## SHORT TASK
Write the data out again, character for character, with no images.
[Start of AVAILABLE RECORDS]
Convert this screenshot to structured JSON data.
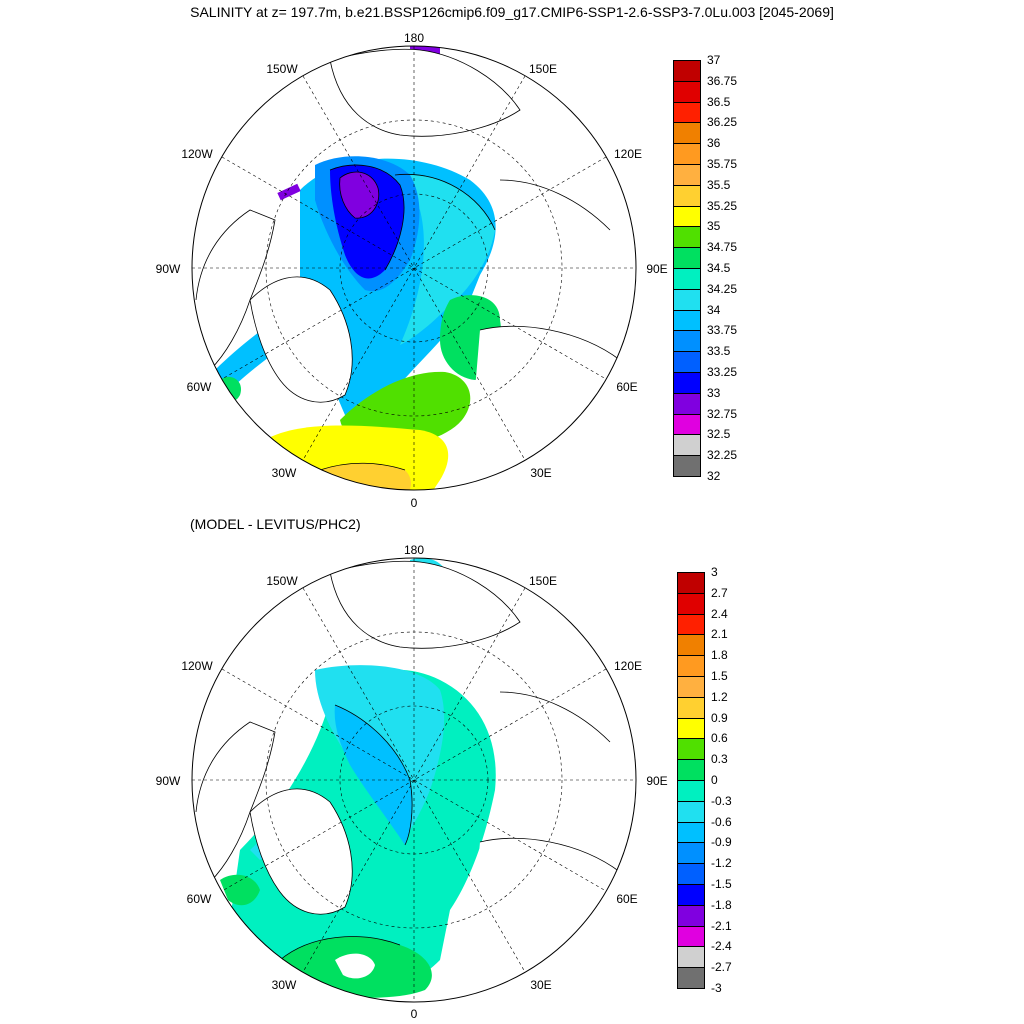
{
  "title": "SALINITY at z= 197.7m, b.e21.BSSP126cmip6.f09_g17.CMIP6-SSP1-2.6-SSP3-7.0Lu.003 [2045-2069]",
  "subtitle": "(MODEL - LEVITUS/PHC2)",
  "map_labels": {
    "lon_180": "180",
    "lon_0": "0",
    "lon_150W": "150W",
    "lon_150E": "150E",
    "lon_120W": "120W",
    "lon_120E": "120E",
    "lon_90W": "90W",
    "lon_90E": "90E",
    "lon_60W": "60W",
    "lon_60E": "60E",
    "lon_30W": "30W",
    "lon_30E": "30E"
  },
  "colorbar_top": {
    "ticks": [
      "37",
      "36.75",
      "36.5",
      "36.25",
      "36",
      "35.75",
      "35.5",
      "35.25",
      "35",
      "34.75",
      "34.5",
      "34.25",
      "34",
      "33.75",
      "33.5",
      "33.25",
      "33",
      "32.75",
      "32.5",
      "32.25",
      "32"
    ],
    "colors": [
      "#c00000",
      "#e00000",
      "#ff2000",
      "#f08000",
      "#ff9a20",
      "#ffb040",
      "#ffd030",
      "#ffff00",
      "#50e000",
      "#00e060",
      "#00f0c0",
      "#20e0f0",
      "#00c0ff",
      "#0090ff",
      "#0060ff",
      "#0000ff",
      "#8000e0",
      "#e000e0",
      "#d0d0d0",
      "#707070"
    ]
  },
  "colorbar_bottom": {
    "ticks": [
      "3",
      "2.7",
      "2.4",
      "2.1",
      "1.8",
      "1.5",
      "1.2",
      "0.9",
      "0.6",
      "0.3",
      "0",
      "-0.3",
      "-0.6",
      "-0.9",
      "-1.2",
      "-1.5",
      "-1.8",
      "-2.1",
      "-2.4",
      "-2.7",
      "-3"
    ],
    "colors": [
      "#c00000",
      "#e00000",
      "#ff2000",
      "#f08000",
      "#ff9a20",
      "#ffb040",
      "#ffd030",
      "#ffff00",
      "#50e000",
      "#00e060",
      "#00f0c0",
      "#20e0f0",
      "#00c0ff",
      "#0090ff",
      "#0060ff",
      "#0000ff",
      "#8000e0",
      "#e000e0",
      "#d0d0d0",
      "#707070"
    ]
  },
  "colors": {
    "land": "#ffffff",
    "coast": "#000000",
    "grid": "#000000"
  }
}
[End of AVAILABLE RECORDS]
## OUTPUT BELOW
Convert this screenshot to structured JSON data.
{
  "title": "SALINITY at z= 197.7m, b.e21.BSSP126cmip6.f09_g17.CMIP6-SSP1-2.6-SSP3-7.0Lu.003 [2045-2069]",
  "subtitle": "(MODEL - LEVITUS/PHC2)",
  "map_labels": {
    "lon_180": "180",
    "lon_0": "0",
    "lon_150W": "150W",
    "lon_150E": "150E",
    "lon_120W": "120W",
    "lon_120E": "120E",
    "lon_90W": "90W",
    "lon_90E": "90E",
    "lon_60W": "60W",
    "lon_60E": "60E",
    "lon_30W": "30W",
    "lon_30E": "30E"
  },
  "colorbar_top": {
    "ticks": [
      "37",
      "36.75",
      "36.5",
      "36.25",
      "36",
      "35.75",
      "35.5",
      "35.25",
      "35",
      "34.75",
      "34.5",
      "34.25",
      "34",
      "33.75",
      "33.5",
      "33.25",
      "33",
      "32.75",
      "32.5",
      "32.25",
      "32"
    ],
    "colors": [
      "#c00000",
      "#e00000",
      "#ff2000",
      "#f08000",
      "#ff9a20",
      "#ffb040",
      "#ffd030",
      "#ffff00",
      "#50e000",
      "#00e060",
      "#00f0c0",
      "#20e0f0",
      "#00c0ff",
      "#0090ff",
      "#0060ff",
      "#0000ff",
      "#8000e0",
      "#e000e0",
      "#d0d0d0",
      "#707070"
    ]
  },
  "colorbar_bottom": {
    "ticks": [
      "3",
      "2.7",
      "2.4",
      "2.1",
      "1.8",
      "1.5",
      "1.2",
      "0.9",
      "0.6",
      "0.3",
      "0",
      "-0.3",
      "-0.6",
      "-0.9",
      "-1.2",
      "-1.5",
      "-1.8",
      "-2.1",
      "-2.4",
      "-2.7",
      "-3"
    ],
    "colors": [
      "#c00000",
      "#e00000",
      "#ff2000",
      "#f08000",
      "#ff9a20",
      "#ffb040",
      "#ffd030",
      "#ffff00",
      "#50e000",
      "#00e060",
      "#00f0c0",
      "#20e0f0",
      "#00c0ff",
      "#0090ff",
      "#0060ff",
      "#0000ff",
      "#8000e0",
      "#e000e0",
      "#d0d0d0",
      "#707070"
    ]
  },
  "colors": {
    "land": "#ffffff",
    "coast": "#000000",
    "grid": "#000000"
  }
}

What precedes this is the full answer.